[Start RECORDS SUPPLIED]

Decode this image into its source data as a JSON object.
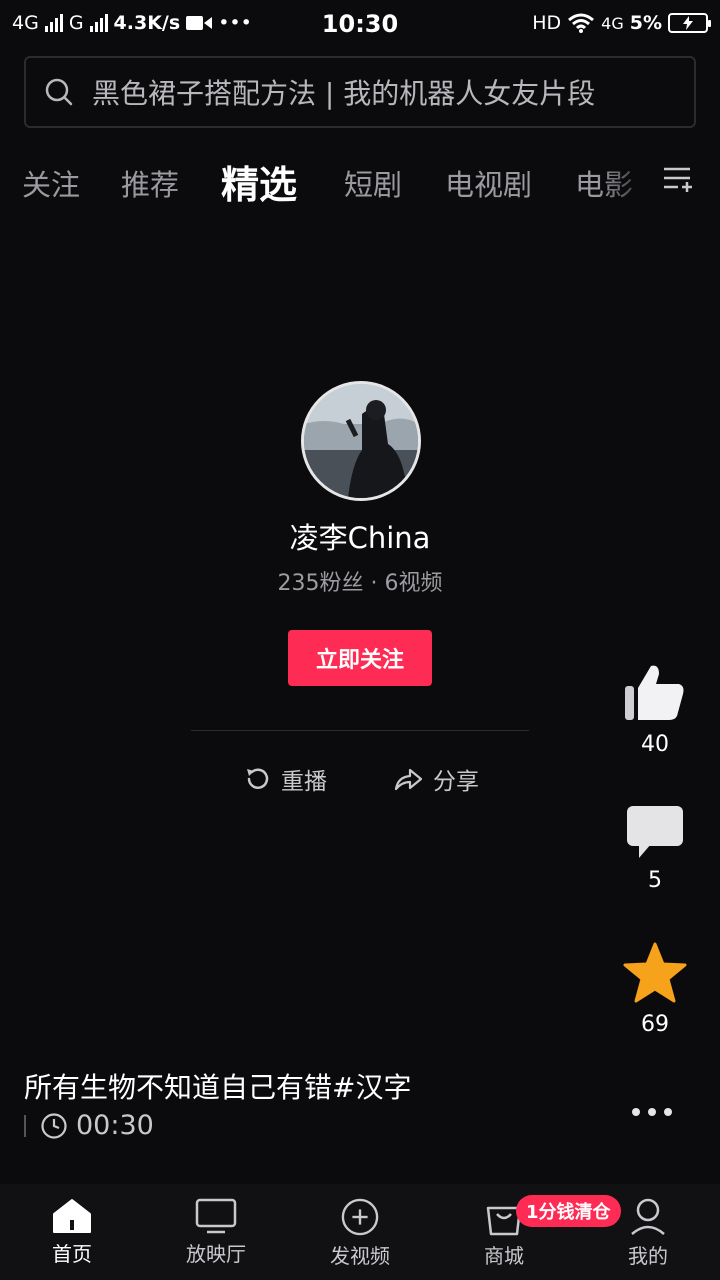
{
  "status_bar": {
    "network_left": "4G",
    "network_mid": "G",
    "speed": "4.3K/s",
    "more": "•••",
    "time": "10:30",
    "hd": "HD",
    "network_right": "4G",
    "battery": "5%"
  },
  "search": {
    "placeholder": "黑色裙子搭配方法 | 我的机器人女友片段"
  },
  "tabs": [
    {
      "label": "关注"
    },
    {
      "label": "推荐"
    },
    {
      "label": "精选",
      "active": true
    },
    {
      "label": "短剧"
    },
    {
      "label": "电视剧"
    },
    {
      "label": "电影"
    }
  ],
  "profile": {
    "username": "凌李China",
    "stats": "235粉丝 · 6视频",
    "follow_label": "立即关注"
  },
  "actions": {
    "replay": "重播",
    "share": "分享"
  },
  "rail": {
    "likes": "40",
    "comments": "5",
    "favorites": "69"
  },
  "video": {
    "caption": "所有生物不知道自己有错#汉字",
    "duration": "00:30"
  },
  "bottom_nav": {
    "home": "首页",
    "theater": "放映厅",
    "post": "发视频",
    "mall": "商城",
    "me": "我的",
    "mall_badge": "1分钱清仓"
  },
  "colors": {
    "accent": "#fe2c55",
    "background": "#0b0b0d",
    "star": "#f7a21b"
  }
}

[End RECORDS SUPPLIED]
[Start RECORDS SUPPLIED]

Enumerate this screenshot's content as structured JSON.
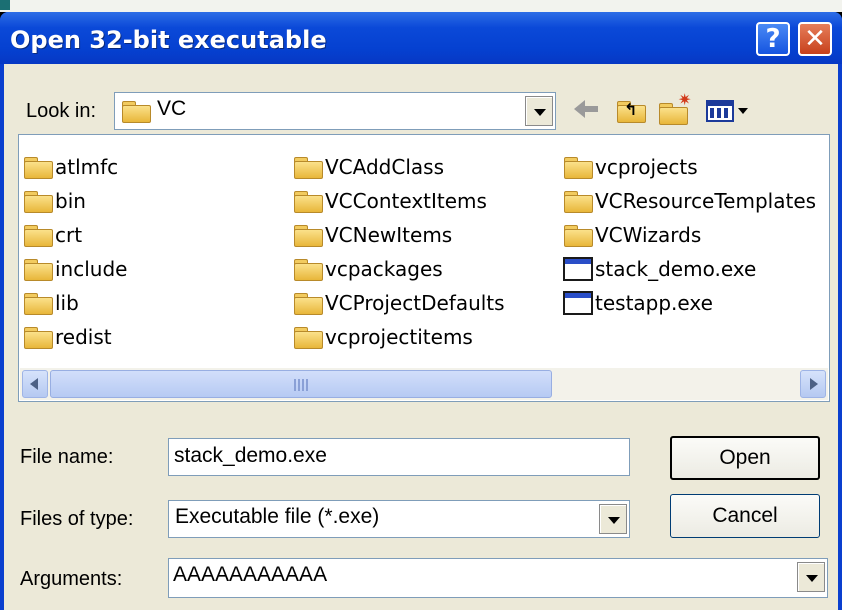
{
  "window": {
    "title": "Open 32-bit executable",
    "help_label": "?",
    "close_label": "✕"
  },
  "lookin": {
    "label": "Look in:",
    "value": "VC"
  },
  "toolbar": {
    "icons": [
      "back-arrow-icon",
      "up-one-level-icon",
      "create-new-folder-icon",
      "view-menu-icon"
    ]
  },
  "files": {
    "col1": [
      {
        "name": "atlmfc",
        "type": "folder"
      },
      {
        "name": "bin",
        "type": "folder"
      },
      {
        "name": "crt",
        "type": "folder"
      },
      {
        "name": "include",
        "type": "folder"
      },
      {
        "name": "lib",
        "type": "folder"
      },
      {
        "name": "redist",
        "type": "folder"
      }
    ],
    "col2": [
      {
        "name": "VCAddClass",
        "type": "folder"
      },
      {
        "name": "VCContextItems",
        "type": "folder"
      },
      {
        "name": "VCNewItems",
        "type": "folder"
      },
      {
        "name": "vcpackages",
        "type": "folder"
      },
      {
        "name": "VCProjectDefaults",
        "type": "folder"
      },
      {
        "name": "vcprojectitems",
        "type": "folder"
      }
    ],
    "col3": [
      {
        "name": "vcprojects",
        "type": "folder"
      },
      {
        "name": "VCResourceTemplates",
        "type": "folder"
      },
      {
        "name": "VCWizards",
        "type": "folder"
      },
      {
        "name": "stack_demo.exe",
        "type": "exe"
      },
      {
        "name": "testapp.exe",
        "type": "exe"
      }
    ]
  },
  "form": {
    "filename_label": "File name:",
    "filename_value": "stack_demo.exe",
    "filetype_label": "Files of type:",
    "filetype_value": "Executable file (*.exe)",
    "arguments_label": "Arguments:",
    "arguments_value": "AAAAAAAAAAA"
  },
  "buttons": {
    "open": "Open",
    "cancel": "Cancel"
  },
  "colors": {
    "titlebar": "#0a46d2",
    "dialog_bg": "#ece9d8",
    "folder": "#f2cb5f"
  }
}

[End RECORDS SUPPLIED]

## REQUIREMENT
Select from the material above each line in which the string "this" appears, and list those lines.

## ANSWER TO THE EXERCISE
Decode this image into its source data as a JSON object.
Enumerate this screenshot's content as structured JSON.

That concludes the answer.